→ **Task directions**:
Narrow the data below down to the lines containing "Braden".
+===+
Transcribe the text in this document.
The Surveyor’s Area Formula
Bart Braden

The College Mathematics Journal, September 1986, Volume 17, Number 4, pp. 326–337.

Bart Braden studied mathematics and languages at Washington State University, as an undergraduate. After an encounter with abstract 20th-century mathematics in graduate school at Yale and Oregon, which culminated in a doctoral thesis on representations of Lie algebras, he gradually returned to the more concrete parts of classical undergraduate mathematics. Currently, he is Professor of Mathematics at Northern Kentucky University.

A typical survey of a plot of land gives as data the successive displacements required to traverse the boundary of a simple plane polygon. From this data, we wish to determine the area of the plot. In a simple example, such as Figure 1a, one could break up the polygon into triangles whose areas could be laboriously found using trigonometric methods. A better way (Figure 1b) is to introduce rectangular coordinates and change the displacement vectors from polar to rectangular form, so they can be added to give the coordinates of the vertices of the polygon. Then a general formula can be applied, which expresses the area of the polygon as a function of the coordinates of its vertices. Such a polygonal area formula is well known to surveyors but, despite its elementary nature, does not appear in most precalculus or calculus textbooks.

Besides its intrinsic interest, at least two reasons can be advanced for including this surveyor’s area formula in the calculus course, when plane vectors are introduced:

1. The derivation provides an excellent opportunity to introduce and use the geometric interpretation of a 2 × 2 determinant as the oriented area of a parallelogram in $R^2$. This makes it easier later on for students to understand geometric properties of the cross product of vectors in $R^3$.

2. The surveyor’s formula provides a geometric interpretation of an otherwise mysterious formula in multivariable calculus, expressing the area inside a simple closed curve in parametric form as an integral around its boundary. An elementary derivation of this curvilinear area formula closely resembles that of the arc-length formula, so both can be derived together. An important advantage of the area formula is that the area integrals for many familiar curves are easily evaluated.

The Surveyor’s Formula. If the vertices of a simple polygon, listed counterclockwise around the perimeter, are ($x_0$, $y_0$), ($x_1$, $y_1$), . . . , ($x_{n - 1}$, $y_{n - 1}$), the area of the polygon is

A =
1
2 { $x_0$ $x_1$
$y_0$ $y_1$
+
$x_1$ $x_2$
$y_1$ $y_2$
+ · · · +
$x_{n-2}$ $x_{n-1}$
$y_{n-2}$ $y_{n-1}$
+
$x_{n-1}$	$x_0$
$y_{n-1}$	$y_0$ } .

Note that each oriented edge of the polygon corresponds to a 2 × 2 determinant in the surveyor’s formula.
+===+
→ **Written solution**:
Bart Braden
Bart Braden studied mathematics and languages at Washington State University, as an undergraduate. After an encounter with abstract 20th-century mathematics in graduate school at Yale and Oregon, which culminated in a doctoral thesis on representations of Lie algebras, he gradually returned to the more concrete parts of classical undergraduate mathematics. Currently, he is Professor of Mathematics at Northern Kentucky University.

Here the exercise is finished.